DATA EXTRACT:
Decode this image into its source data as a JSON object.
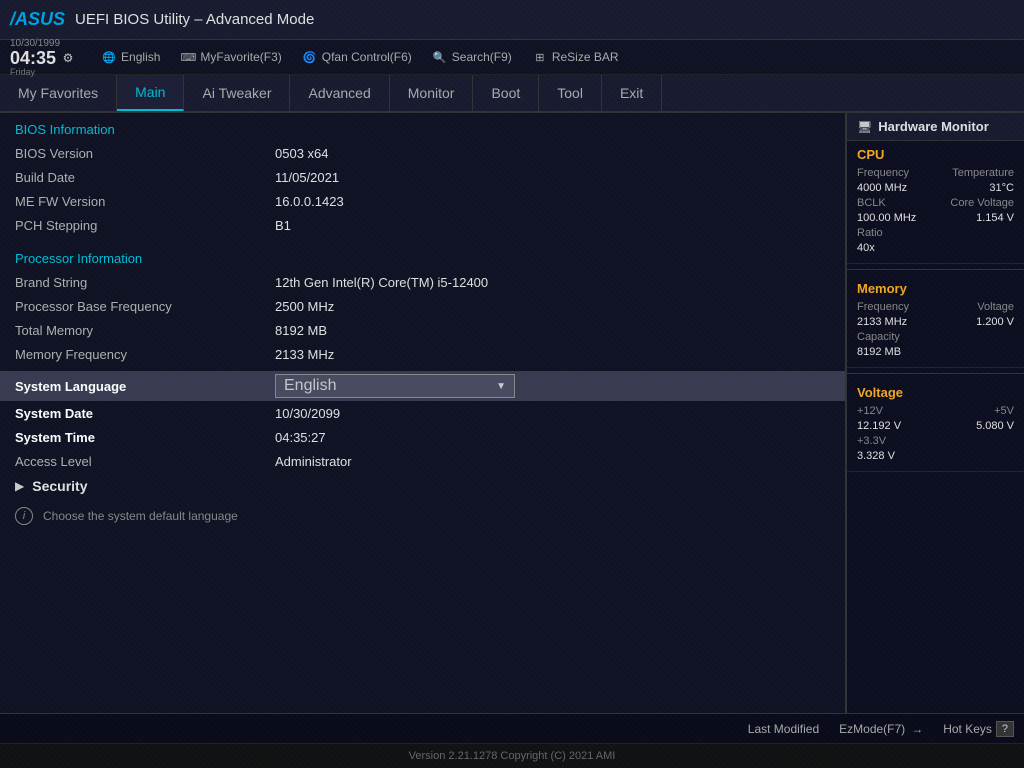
{
  "header": {
    "logo": "/ASUS",
    "title": "UEFI BIOS Utility – Advanced Mode"
  },
  "toolbar": {
    "date": "10/30/1999",
    "day": "Friday",
    "time": "04:35",
    "gear_icon": "⚙",
    "lang_label": "English",
    "myfavorite_label": "MyFavorite(F3)",
    "qfan_label": "Qfan Control(F6)",
    "search_label": "Search(F9)",
    "resize_label": "ReSize BAR"
  },
  "nav": {
    "tabs": [
      {
        "id": "my-favorites",
        "label": "My Favorites",
        "active": false
      },
      {
        "id": "main",
        "label": "Main",
        "active": true
      },
      {
        "id": "ai-tweaker",
        "label": "Ai Tweaker",
        "active": false
      },
      {
        "id": "advanced",
        "label": "Advanced",
        "active": false
      },
      {
        "id": "monitor",
        "label": "Monitor",
        "active": false
      },
      {
        "id": "boot",
        "label": "Boot",
        "active": false
      },
      {
        "id": "tool",
        "label": "Tool",
        "active": false
      },
      {
        "id": "exit",
        "label": "Exit",
        "active": false
      }
    ]
  },
  "bios_info": {
    "section_title": "BIOS Information",
    "bios_version_label": "BIOS Version",
    "bios_version_value": "0503  x64",
    "build_date_label": "Build Date",
    "build_date_value": "11/05/2021",
    "me_fw_label": "ME FW Version",
    "me_fw_value": "16.0.0.1423",
    "pch_stepping_label": "PCH Stepping",
    "pch_stepping_value": "B1"
  },
  "processor_info": {
    "section_title": "Processor Information",
    "brand_string_label": "Brand String",
    "brand_string_value": "12th Gen Intel(R) Core(TM) i5-12400",
    "base_freq_label": "Processor Base Frequency",
    "base_freq_value": "2500 MHz",
    "total_memory_label": "Total Memory",
    "total_memory_value": "8192 MB",
    "memory_freq_label": "Memory Frequency",
    "memory_freq_value": "2133 MHz"
  },
  "system": {
    "language_label": "System Language",
    "language_value": "English",
    "date_label": "System Date",
    "date_value": "10/30/2099",
    "time_label": "System Time",
    "time_value": "04:35:27",
    "access_level_label": "Access Level",
    "access_level_value": "Administrator"
  },
  "security": {
    "label": "Security"
  },
  "bottom_hint": "Choose the system default language",
  "hardware_monitor": {
    "title": "Hardware Monitor",
    "cpu": {
      "title": "CPU",
      "frequency_label": "Frequency",
      "frequency_value": "4000 MHz",
      "temperature_label": "Temperature",
      "temperature_value": "31°C",
      "bclk_label": "BCLK",
      "bclk_value": "100.00 MHz",
      "core_voltage_label": "Core Voltage",
      "core_voltage_value": "1.154 V",
      "ratio_label": "Ratio",
      "ratio_value": "40x"
    },
    "memory": {
      "title": "Memory",
      "frequency_label": "Frequency",
      "frequency_value": "2133 MHz",
      "voltage_label": "Voltage",
      "voltage_value": "1.200 V",
      "capacity_label": "Capacity",
      "capacity_value": "8192 MB"
    },
    "voltage": {
      "title": "Voltage",
      "plus12v_label": "+12V",
      "plus12v_value": "12.192 V",
      "plus5v_label": "+5V",
      "plus5v_value": "5.080 V",
      "plus33v_label": "+3.3V",
      "plus33v_value": "3.328 V"
    }
  },
  "footer": {
    "last_modified": "Last Modified",
    "ez_mode_label": "EzMode(F7)",
    "hot_keys_label": "Hot Keys"
  },
  "copyright": "Version 2.21.1278 Copyright (C) 2021 AMI"
}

STATED EXERCISE: Repeat each entry above word for word, leaving every picture out.

ANSWER:
Decode this image into its source data as a JSON object.
{
  "header": {
    "logo": "/ASUS",
    "title": "UEFI BIOS Utility – Advanced Mode"
  },
  "toolbar": {
    "date": "10/30/1999",
    "day": "Friday",
    "time": "04:35",
    "gear_icon": "⚙",
    "lang_label": "English",
    "myfavorite_label": "MyFavorite(F3)",
    "qfan_label": "Qfan Control(F6)",
    "search_label": "Search(F9)",
    "resize_label": "ReSize BAR"
  },
  "nav": {
    "tabs": [
      {
        "id": "my-favorites",
        "label": "My Favorites",
        "active": false
      },
      {
        "id": "main",
        "label": "Main",
        "active": true
      },
      {
        "id": "ai-tweaker",
        "label": "Ai Tweaker",
        "active": false
      },
      {
        "id": "advanced",
        "label": "Advanced",
        "active": false
      },
      {
        "id": "monitor",
        "label": "Monitor",
        "active": false
      },
      {
        "id": "boot",
        "label": "Boot",
        "active": false
      },
      {
        "id": "tool",
        "label": "Tool",
        "active": false
      },
      {
        "id": "exit",
        "label": "Exit",
        "active": false
      }
    ]
  },
  "bios_info": {
    "section_title": "BIOS Information",
    "bios_version_label": "BIOS Version",
    "bios_version_value": "0503  x64",
    "build_date_label": "Build Date",
    "build_date_value": "11/05/2021",
    "me_fw_label": "ME FW Version",
    "me_fw_value": "16.0.0.1423",
    "pch_stepping_label": "PCH Stepping",
    "pch_stepping_value": "B1"
  },
  "processor_info": {
    "section_title": "Processor Information",
    "brand_string_label": "Brand String",
    "brand_string_value": "12th Gen Intel(R) Core(TM) i5-12400",
    "base_freq_label": "Processor Base Frequency",
    "base_freq_value": "2500 MHz",
    "total_memory_label": "Total Memory",
    "total_memory_value": "8192 MB",
    "memory_freq_label": "Memory Frequency",
    "memory_freq_value": "2133 MHz"
  },
  "system": {
    "language_label": "System Language",
    "language_value": "English",
    "date_label": "System Date",
    "date_value": "10/30/2099",
    "time_label": "System Time",
    "time_value": "04:35:27",
    "access_level_label": "Access Level",
    "access_level_value": "Administrator"
  },
  "security": {
    "label": "Security"
  },
  "bottom_hint": "Choose the system default language",
  "hardware_monitor": {
    "title": "Hardware Monitor",
    "cpu": {
      "title": "CPU",
      "frequency_label": "Frequency",
      "frequency_value": "4000 MHz",
      "temperature_label": "Temperature",
      "temperature_value": "31°C",
      "bclk_label": "BCLK",
      "bclk_value": "100.00 MHz",
      "core_voltage_label": "Core Voltage",
      "core_voltage_value": "1.154 V",
      "ratio_label": "Ratio",
      "ratio_value": "40x"
    },
    "memory": {
      "title": "Memory",
      "frequency_label": "Frequency",
      "frequency_value": "2133 MHz",
      "voltage_label": "Voltage",
      "voltage_value": "1.200 V",
      "capacity_label": "Capacity",
      "capacity_value": "8192 MB"
    },
    "voltage": {
      "title": "Voltage",
      "plus12v_label": "+12V",
      "plus12v_value": "12.192 V",
      "plus5v_label": "+5V",
      "plus5v_value": "5.080 V",
      "plus33v_label": "+3.3V",
      "plus33v_value": "3.328 V"
    }
  },
  "footer": {
    "last_modified": "Last Modified",
    "ez_mode_label": "EzMode(F7)",
    "hot_keys_label": "Hot Keys"
  },
  "copyright": "Version 2.21.1278 Copyright (C) 2021 AMI"
}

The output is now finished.